begin RECORDS FOR THE EXERCISE
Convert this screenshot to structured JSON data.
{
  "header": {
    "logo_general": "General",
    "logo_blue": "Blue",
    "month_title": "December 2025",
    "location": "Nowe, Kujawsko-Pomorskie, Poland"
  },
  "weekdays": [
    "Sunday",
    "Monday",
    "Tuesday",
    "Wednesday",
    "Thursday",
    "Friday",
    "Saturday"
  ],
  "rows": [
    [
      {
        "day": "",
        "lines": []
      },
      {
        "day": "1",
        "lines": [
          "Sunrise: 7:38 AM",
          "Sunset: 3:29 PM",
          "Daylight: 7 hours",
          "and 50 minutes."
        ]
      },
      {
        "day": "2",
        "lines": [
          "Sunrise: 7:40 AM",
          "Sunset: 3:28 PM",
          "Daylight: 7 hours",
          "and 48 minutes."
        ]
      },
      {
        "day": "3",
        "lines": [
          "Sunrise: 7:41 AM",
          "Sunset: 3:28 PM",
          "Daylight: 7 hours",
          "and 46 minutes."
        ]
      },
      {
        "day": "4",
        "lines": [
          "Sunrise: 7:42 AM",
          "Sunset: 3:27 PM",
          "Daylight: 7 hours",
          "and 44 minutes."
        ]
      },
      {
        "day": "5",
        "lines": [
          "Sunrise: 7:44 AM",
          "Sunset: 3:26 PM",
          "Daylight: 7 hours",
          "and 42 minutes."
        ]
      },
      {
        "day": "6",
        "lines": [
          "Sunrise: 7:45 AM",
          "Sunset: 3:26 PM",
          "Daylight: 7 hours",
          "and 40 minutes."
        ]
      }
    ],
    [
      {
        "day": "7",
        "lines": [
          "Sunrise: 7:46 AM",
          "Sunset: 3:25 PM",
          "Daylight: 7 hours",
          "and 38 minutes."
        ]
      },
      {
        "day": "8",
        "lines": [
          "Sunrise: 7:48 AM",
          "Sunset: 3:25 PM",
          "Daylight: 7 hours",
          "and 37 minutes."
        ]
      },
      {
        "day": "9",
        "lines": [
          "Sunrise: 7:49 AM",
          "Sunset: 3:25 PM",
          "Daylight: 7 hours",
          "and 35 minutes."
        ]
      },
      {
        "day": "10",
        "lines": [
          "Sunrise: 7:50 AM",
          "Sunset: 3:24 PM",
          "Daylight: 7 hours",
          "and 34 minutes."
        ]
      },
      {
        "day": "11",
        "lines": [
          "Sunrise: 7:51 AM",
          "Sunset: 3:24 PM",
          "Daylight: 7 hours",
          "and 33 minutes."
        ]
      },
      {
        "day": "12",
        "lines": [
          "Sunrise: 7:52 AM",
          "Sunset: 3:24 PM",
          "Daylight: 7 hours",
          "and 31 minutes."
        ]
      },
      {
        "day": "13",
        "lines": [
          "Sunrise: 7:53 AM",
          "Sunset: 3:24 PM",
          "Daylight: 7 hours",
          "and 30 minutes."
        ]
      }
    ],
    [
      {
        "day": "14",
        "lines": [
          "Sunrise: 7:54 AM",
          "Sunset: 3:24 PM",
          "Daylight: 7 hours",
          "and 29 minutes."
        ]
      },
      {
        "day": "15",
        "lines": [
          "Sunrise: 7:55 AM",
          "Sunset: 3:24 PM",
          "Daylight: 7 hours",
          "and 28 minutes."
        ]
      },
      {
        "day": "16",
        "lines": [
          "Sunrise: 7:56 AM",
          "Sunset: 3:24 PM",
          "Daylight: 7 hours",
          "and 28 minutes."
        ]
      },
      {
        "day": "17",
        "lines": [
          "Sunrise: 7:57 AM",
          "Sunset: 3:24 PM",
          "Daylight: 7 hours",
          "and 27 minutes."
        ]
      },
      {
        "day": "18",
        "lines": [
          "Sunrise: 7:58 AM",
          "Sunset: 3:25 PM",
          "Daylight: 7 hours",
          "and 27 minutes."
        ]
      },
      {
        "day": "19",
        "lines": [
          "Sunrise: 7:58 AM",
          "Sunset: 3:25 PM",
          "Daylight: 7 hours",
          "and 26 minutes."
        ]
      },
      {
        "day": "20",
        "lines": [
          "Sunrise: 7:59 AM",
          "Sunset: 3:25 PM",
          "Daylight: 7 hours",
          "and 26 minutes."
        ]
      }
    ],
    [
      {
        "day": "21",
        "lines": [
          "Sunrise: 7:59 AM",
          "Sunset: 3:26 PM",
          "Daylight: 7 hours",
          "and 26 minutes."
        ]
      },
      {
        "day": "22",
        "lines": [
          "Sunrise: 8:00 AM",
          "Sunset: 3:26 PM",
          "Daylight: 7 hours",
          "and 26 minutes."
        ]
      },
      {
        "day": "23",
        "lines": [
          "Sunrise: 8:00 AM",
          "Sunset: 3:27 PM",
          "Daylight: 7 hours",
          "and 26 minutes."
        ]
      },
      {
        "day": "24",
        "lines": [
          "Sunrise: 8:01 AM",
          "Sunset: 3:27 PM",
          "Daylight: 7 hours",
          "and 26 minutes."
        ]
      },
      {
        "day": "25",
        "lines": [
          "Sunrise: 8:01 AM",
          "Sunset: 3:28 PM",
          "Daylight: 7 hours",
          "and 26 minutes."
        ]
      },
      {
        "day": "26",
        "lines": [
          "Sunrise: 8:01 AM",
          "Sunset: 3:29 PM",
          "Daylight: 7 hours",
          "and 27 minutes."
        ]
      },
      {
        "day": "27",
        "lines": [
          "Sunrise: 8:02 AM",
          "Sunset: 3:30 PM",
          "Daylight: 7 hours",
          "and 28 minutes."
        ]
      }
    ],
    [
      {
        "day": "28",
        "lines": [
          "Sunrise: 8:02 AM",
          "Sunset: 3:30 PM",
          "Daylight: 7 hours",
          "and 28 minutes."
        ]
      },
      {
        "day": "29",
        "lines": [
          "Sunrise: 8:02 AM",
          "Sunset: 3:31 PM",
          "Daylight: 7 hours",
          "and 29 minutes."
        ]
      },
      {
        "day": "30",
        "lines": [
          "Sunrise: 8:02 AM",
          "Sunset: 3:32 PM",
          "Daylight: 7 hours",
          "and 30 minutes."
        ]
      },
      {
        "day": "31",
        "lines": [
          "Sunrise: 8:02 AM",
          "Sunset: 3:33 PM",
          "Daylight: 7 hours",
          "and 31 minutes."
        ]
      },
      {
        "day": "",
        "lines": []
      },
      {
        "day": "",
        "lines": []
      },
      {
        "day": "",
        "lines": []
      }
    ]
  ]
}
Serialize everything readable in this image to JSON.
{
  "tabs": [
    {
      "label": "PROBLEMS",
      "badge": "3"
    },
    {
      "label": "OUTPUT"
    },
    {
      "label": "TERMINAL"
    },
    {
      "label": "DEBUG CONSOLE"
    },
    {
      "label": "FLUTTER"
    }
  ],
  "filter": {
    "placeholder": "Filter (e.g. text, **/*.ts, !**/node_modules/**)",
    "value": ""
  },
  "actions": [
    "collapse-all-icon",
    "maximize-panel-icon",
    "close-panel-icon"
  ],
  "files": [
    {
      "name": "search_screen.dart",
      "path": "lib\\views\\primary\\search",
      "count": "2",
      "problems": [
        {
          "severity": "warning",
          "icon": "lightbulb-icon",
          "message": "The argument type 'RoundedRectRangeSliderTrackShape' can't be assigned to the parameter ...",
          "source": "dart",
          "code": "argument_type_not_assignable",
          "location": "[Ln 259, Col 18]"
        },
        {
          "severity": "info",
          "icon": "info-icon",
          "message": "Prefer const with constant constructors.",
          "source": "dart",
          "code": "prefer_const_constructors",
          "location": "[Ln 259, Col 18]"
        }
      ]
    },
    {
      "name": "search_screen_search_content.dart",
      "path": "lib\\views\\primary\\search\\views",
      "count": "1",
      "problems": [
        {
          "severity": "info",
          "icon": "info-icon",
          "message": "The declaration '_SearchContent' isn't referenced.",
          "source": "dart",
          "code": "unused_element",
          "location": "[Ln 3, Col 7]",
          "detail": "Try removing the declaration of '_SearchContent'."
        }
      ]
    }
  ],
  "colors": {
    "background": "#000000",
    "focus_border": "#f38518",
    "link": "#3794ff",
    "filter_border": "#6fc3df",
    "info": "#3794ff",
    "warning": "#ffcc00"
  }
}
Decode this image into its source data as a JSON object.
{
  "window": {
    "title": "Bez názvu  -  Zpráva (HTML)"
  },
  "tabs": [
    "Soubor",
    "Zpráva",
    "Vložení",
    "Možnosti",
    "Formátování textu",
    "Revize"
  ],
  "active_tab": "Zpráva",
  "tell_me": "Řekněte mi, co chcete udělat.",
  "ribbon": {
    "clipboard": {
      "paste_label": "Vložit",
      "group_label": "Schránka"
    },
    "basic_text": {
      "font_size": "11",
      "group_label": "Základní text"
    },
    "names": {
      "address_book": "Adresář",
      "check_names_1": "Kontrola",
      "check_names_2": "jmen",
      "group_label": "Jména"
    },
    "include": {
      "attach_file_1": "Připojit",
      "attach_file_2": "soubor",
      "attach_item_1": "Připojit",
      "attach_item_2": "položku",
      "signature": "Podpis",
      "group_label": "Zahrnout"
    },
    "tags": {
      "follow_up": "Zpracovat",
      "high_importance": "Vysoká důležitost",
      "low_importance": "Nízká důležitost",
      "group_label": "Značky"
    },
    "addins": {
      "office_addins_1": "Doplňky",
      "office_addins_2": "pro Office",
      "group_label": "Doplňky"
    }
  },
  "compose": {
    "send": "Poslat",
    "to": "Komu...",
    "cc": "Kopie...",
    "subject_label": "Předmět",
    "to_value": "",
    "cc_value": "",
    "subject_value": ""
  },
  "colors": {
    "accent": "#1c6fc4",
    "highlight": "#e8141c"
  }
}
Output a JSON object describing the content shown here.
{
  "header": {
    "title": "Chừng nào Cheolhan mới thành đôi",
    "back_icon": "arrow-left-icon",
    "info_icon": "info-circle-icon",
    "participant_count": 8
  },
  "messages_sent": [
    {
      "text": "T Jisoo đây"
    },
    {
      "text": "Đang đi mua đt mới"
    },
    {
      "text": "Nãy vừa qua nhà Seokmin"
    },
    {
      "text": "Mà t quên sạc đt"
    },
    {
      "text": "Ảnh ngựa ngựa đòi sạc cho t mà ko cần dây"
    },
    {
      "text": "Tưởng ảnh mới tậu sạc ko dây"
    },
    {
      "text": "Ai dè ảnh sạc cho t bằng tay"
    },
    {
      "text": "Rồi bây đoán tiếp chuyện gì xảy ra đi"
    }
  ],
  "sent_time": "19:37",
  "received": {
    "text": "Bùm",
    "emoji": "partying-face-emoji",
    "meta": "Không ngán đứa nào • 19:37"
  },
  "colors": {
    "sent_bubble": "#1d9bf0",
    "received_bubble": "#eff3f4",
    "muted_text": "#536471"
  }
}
end RECORDS FOR THE EXERCISE
▶ **WHAT YOU HAVE TO DO**
From the line containing "Output a JSON" through the final line of the listing above, retype every line exactly; leave out everything else.

▶ **COMPLETE ANSWER**
Output a JSON object describing the content shown here.
{
  "header": {
    "title": "Chừng nào Cheolhan mới thành đôi",
    "back_icon": "arrow-left-icon",
    "info_icon": "info-circle-icon",
    "participant_count": 8
  },
  "messages_sent": [
    {
      "text": "T Jisoo đây"
    },
    {
      "text": "Đang đi mua đt mới"
    },
    {
      "text": "Nãy vừa qua nhà Seokmin"
    },
    {
      "text": "Mà t quên sạc đt"
    },
    {
      "text": "Ảnh ngựa ngựa đòi sạc cho t mà ko cần dây"
    },
    {
      "text": "Tưởng ảnh mới tậu sạc ko dây"
    },
    {
      "text": "Ai dè ảnh sạc cho t bằng tay"
    },
    {
      "text": "Rồi bây đoán tiếp chuyện gì xảy ra đi"
    }
  ],
  "sent_time": "19:37",
  "received": {
    "text": "Bùm",
    "emoji": "partying-face-emoji",
    "meta": "Không ngán đứa nào • 19:37"
  },
  "colors": {
    "sent_bubble": "#1d9bf0",
    "received_bubble": "#eff3f4",
    "muted_text": "#536471"
  }
}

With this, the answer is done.